Not so fast, by default we’re not going to have much access - let’s fix that.

Permissions and Role Assignments

If you recall earlier on we discussed that requesting permissions was done via the global App object, so we navigate to that, and then to API Permissions.

Permissions and Role Assignments

We then add permissions for Microsoft Graph > Application Permissions > Directory > Read.

Azure AD Directory Read Permissions

Once added the permissions will be requested, but not granted (approved) for use in our tenancy. This is a two step process because everything is happening within our own tenancy. In a scenario involving a multi tenant application, the developer would set requested permissions in their own tenancy on the global app object, and the third party using the app would approve them in their Azure AD tenancy under the Enterprise App (either approved by each user, or auto-approved by an admin).

Azure AD Not Granted

Once again you may recall approvals are done in our local object - the Enterprise App/service principal. Let’s navigate there and then to Permissions. Hit the Grant admin consent for <tenantname> button.

[Stored data]
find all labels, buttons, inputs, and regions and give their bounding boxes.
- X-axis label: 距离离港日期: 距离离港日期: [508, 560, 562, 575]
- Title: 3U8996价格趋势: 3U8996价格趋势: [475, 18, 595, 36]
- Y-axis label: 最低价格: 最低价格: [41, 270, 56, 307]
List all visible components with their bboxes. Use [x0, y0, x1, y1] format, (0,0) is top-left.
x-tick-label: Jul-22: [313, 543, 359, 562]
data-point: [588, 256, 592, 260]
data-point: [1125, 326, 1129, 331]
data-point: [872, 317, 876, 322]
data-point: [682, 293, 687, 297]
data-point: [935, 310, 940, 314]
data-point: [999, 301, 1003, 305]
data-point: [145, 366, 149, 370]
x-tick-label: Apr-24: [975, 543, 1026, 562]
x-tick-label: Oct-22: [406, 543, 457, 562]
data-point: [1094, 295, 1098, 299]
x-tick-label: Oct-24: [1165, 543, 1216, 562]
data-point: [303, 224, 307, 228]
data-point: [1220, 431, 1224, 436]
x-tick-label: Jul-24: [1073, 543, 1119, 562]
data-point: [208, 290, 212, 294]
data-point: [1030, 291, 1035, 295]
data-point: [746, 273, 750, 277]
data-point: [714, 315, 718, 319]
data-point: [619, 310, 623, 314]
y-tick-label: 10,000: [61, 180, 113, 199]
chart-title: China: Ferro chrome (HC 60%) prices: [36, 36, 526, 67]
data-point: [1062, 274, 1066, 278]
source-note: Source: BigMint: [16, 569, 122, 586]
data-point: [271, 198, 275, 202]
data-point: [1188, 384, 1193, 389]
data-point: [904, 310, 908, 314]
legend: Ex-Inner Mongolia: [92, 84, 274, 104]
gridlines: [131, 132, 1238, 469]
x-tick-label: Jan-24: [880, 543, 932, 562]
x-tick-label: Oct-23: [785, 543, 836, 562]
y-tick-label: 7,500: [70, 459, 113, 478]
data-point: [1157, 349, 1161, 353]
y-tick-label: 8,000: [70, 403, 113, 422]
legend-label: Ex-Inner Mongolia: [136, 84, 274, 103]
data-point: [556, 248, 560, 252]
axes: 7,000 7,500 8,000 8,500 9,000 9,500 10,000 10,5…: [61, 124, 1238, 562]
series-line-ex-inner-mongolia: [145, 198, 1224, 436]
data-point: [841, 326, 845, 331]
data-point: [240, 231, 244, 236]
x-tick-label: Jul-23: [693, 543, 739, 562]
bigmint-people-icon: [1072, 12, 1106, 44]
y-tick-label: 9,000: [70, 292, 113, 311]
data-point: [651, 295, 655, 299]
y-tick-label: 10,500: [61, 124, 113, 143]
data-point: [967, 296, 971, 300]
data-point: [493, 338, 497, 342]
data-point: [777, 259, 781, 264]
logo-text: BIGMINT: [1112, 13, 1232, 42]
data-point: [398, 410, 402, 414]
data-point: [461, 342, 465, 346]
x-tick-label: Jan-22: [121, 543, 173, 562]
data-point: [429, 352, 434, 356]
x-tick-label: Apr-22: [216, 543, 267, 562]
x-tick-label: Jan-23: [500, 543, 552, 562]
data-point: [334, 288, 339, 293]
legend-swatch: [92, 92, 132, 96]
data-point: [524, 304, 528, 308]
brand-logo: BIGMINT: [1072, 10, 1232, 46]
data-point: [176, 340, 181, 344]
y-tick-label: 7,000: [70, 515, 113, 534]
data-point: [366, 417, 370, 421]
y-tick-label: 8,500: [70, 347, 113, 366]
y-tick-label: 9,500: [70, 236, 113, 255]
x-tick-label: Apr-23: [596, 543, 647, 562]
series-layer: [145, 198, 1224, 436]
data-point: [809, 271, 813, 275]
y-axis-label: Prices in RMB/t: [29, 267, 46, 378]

◆ Try it: Pick up the Azure AD permissions walkthrough above after its final sentence and carry it forward.

◆ Solved problem:
Service Principal Permissions

We’re then shown a list of the access our app is requesting and can approve it.

Requested Permission Summary

If we now return to our App Registration object we can see the permissions have been approved.

Granted Permissions

The permissions take effect almost instantly, we do not need to re-authenticate or start a new session.

PS C:\> Get-AzADUser | Select -Last 1 | Select DisplayName

DisplayName
-----------
zUser5

Thats it! While this post is a little long the actual process to create a service principal is only a few clicks in the portal or a couple of PowerShell commands. We get the benefit of having an object separate from our user accounts where we can easily define granular access levels.